- [Instruction]: How many lines of the data include the string "frac"? State the number and nothing else.

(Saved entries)

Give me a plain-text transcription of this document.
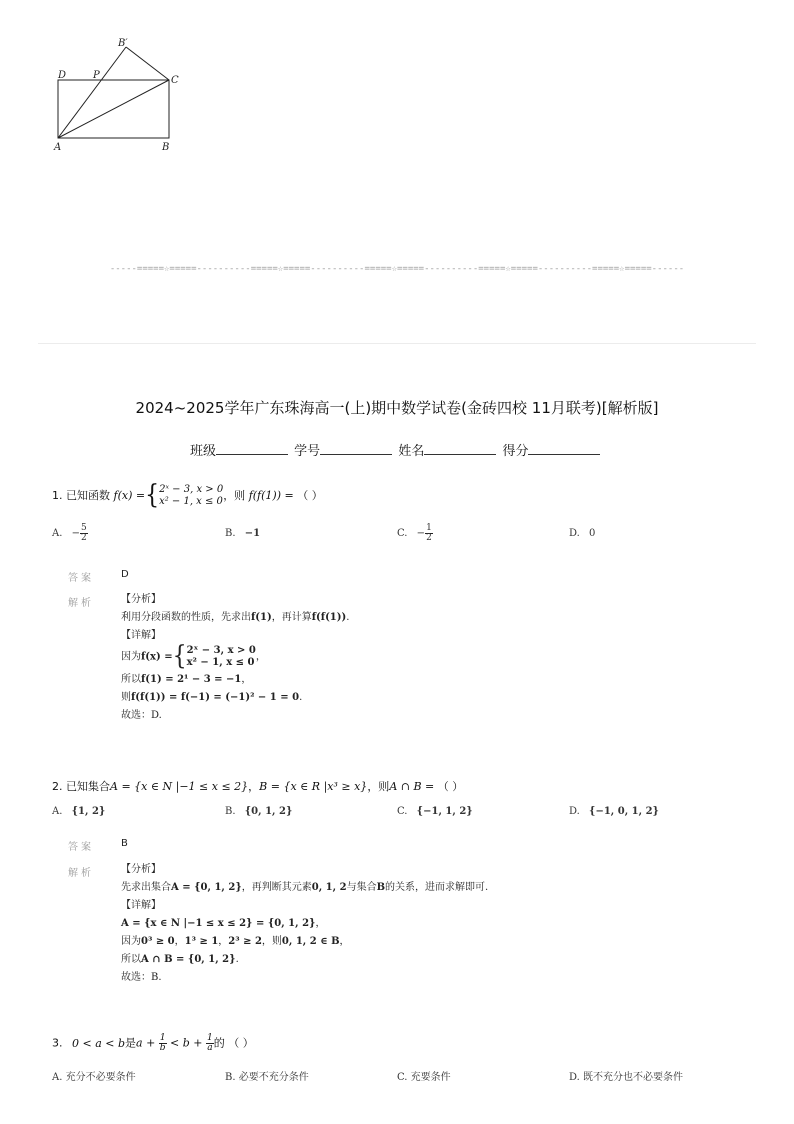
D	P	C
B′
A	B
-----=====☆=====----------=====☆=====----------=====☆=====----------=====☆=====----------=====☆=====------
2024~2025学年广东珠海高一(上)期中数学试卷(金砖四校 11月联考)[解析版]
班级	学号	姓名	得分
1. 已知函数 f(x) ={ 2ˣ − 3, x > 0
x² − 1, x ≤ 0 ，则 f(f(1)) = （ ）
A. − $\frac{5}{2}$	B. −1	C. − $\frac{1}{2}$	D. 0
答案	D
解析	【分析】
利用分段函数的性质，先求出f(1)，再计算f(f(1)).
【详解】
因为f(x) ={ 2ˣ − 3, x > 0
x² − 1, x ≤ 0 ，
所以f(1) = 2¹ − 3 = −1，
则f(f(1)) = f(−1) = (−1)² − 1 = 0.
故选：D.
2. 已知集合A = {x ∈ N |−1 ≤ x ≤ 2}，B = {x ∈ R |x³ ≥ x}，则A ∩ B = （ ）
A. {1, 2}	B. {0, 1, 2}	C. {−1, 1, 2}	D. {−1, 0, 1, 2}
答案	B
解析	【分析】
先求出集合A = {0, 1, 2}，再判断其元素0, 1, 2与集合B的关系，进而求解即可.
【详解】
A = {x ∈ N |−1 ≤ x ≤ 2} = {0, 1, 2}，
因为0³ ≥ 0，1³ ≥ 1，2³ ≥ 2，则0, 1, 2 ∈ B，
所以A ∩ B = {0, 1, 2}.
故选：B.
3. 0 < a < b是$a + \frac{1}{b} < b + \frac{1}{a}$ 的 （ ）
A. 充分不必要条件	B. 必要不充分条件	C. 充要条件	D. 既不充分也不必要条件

--

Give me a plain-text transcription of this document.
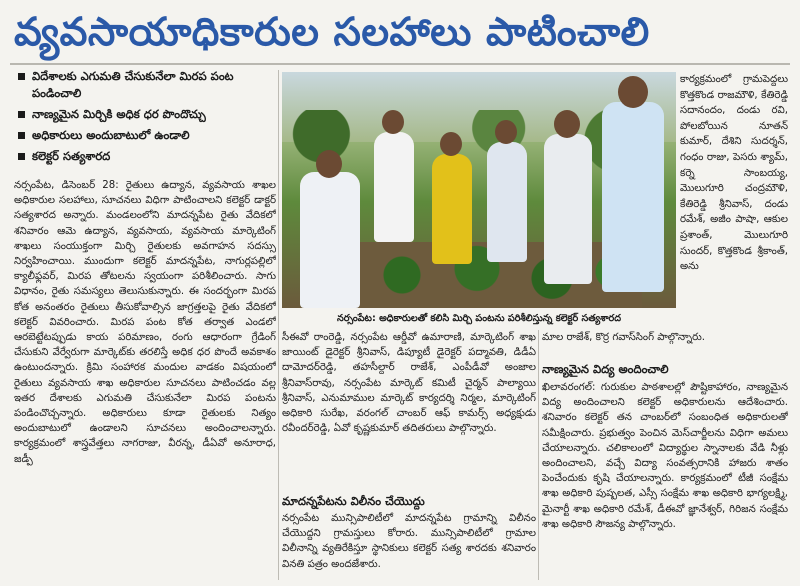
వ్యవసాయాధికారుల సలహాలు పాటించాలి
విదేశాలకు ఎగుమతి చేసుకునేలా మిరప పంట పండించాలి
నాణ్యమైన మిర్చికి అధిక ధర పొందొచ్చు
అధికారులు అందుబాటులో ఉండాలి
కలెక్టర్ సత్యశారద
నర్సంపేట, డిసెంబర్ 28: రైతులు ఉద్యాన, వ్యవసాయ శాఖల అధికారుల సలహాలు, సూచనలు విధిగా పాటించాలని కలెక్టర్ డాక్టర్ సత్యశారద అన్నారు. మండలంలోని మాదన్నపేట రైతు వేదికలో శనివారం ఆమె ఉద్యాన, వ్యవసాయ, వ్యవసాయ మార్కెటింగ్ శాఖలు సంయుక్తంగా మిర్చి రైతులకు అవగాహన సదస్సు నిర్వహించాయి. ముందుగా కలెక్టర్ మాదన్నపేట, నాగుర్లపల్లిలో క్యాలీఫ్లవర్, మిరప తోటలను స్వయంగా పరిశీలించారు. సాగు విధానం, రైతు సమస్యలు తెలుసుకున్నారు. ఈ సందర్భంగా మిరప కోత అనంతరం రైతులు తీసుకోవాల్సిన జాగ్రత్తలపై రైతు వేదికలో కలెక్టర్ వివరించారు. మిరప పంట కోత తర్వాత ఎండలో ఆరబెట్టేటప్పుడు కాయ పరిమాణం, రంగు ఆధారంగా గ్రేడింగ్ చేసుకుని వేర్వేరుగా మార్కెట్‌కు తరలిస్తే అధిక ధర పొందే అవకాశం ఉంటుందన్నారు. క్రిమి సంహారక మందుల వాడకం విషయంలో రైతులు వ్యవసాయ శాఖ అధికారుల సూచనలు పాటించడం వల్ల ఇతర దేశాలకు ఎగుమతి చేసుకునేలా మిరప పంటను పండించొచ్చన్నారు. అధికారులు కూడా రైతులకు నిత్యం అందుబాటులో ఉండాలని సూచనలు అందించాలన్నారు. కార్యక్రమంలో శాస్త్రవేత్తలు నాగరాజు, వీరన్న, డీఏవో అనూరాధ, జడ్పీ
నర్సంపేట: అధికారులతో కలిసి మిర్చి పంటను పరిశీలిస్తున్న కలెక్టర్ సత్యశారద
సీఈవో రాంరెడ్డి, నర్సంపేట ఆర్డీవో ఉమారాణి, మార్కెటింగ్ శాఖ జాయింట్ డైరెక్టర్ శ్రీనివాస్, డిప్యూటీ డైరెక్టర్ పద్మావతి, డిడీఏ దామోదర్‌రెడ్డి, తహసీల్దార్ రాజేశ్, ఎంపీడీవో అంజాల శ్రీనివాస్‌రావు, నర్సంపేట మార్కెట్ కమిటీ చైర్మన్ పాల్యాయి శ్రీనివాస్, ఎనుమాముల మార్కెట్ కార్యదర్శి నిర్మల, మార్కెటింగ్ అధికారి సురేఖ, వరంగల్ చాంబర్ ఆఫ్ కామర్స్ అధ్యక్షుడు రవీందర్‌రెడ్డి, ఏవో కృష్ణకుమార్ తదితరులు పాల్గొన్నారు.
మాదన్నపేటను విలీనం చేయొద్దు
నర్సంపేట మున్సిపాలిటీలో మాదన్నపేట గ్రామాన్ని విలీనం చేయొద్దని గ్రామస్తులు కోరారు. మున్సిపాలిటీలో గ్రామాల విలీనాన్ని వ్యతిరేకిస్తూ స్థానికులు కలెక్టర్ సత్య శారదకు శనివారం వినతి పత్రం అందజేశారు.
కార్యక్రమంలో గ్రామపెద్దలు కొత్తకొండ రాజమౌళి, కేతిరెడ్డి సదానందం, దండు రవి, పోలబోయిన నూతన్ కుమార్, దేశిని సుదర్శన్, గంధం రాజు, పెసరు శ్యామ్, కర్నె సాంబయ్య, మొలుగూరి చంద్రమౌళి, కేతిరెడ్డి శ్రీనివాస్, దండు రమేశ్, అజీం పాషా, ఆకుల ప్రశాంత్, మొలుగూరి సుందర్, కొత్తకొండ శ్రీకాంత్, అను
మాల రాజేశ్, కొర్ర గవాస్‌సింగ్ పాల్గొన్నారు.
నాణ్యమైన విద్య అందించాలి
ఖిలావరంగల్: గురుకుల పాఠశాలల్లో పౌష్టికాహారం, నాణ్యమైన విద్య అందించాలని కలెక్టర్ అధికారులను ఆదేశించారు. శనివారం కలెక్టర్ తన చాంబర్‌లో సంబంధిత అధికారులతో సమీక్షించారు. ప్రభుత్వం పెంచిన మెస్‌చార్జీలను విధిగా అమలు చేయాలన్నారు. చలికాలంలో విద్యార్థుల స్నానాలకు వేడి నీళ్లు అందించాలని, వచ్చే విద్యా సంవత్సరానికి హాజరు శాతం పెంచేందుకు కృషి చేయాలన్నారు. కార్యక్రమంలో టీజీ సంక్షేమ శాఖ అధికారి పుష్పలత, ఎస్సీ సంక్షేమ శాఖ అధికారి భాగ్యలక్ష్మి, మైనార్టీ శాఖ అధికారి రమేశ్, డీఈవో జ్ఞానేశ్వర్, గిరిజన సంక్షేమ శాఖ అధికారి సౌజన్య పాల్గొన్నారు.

- [Exercise solution]: 2